Draw out every line with the word "broadcasts" from the listing below.

===== EXERCISE INPUT

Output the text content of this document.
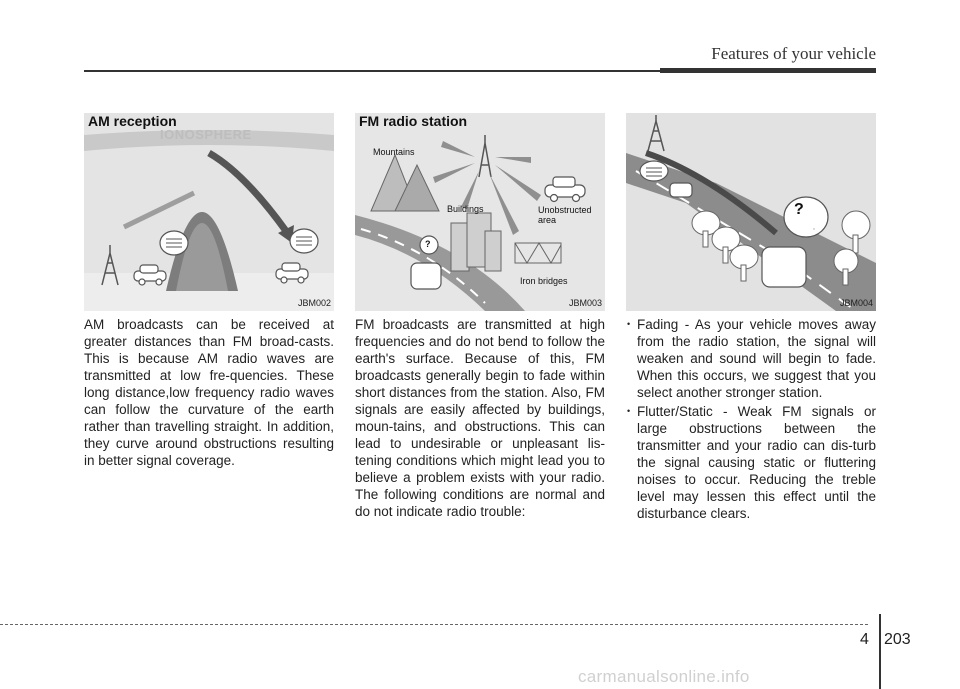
Features of your vehicle
AM reception
IONOSPHERE
JBM002
FM radio station
Mountains
Buildings	Unobstructed
area
Iron bridges
?
JBM003
?
JBM004

AM broadcasts can be received at greater distances than FM broad-casts. This is because AM radio waves are transmitted at low fre-quencies. These long distance,low frequency radio waves can follow the curvature of the earth rather than travelling straight. In addition, they curve around obstructions resulting in better signal coverage.

FM broadcasts are transmitted at high frequencies and do not bend to follow the earth's surface. Because of this, FM broadcasts generally begin to fade within short distances from the station. Also, FM signals are easily affected by buildings, moun-tains, and obstructions. This can lead to undesirable or unpleasant lis-tening conditions which might lead you to believe a problem exists with your radio. The following conditions are normal and do not indicate radio trouble:

• Fading - As your vehicle moves away from the radio station, the signal will weaken and sound will begin to fade. When this occurs, we suggest that you select another stronger station.
• Flutter/Static - Weak FM signals or large obstructions between the transmitter and your radio can dis-turb the signal causing static or fluttering noises to occur. Reducing the treble level may lessen this effect until the disturbance clears.
4 203
carmanualsonline.info
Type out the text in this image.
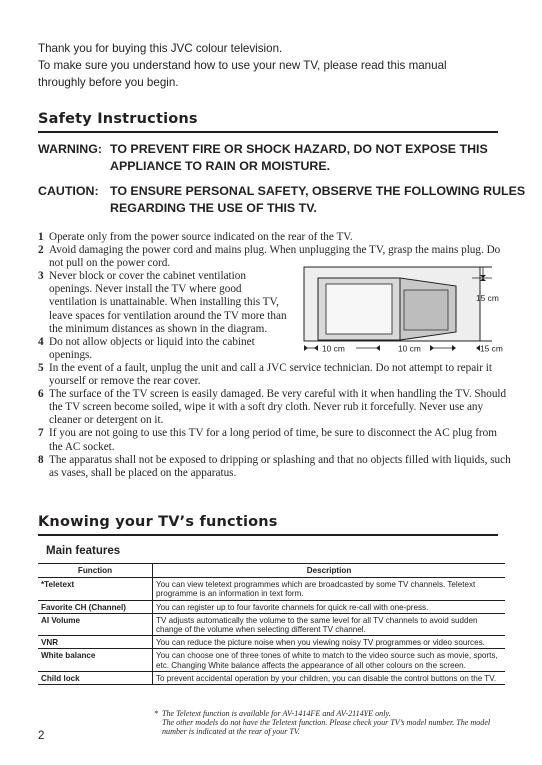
Thank you for buying this JVC colour television.
To make sure you understand how to use your new TV, please read this manual
throughly before you begin.
Safety Instructions
WARNING: TO PREVENT FIRE OR SHOCK HAZARD, DO NOT EXPOSE THIS APPLIANCE TO RAIN OR MOISTURE.
CAUTION: TO ENSURE PERSONAL SAFETY, OBSERVE THE FOLLOWING RULES REGARDING THE USE OF THIS TV.
1 Operate only from the power source indicated on the rear of the TV.
2 Avoid damaging the power cord and mains plug. When unplugging the TV, grasp the mains plug. Do not pull on the power cord.
3 Never block or cover the cabinet ventilation openings. Never install the TV where good ventilation is unattainable. When installing this TV, leave spaces for ventilation around the TV more than the minimum distances as shown in the diagram.
4 Do not allow objects or liquid into the cabinet openings.
5 In the event of a fault, unplug the unit and call a JVC service technician. Do not attempt to repair it yourself or remove the rear cover.
6 The surface of the TV screen is easily damaged. Be very careful with it when handling the TV. Should the TV screen become soiled, wipe it with a soft dry cloth. Never rub it forcefully. Never use any cleaner or detergent on it.
7 If you are not going to use this TV for a long period of time, be sure to disconnect the AC plug from the AC socket.
8 The apparatus shall not be exposed to dripping or splashing and that no objects filled with liquids, such as vases, shall be placed on the apparatus.
10 cm	10 cm	15 cm
15 cm
Knowing your TV’s functions
Main features
Function	Description
*Teletext	You can view teletext programmes which are broadcasted by some TV channels. Teletext programme is an information in text form.
Favorite CH (Channel)	You can register up to four favorite channels for quick re-call with one-press.
AI Volume	TV adjusts automatically the volume to the same level for all TV channels to avoid sudden change of the volume when selecting different TV channel.
VNR	You can reduce the picture noise when you viewing noisy TV programmes or video sources.
White balance	You can choose one of three tones of white to match to the video source such as movie, sports, etc. Changing White balance affects the appearance of all other colours on the screen.
Child lock	To prevent accidental operation by your children, you can disable the control buttons on the TV.
* The Teletext function is available for AV-1414FE and AV-2114YE only.
The other models do not have the Teletext function. Please check your TV’s model number. The model number is indicated at the rear of your TV.
2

==========

## ANSWER TO THE EXERCISE
AM broadcasts can be received at greater distances than FM broad-casts. This is because AM radio waves are transmitted at low fre-quencies. These long distance,low frequency radio waves can follow the curvature of the earth rather than travelling straight. In addition, they curve around obstructions resulting in better signal coverage.
FM broadcasts are transmitted at high frequencies and do not bend to follow the earth's surface. Because of this, FM broadcasts generally begin to fade within short distances from the station. Also, FM signals are easily affected by buildings, moun-tains, and obstructions. This can lead to undesirable or unpleasant lis-tening conditions which might lead you to believe a problem exists with your radio. The following conditions are normal and do not indicate radio trouble:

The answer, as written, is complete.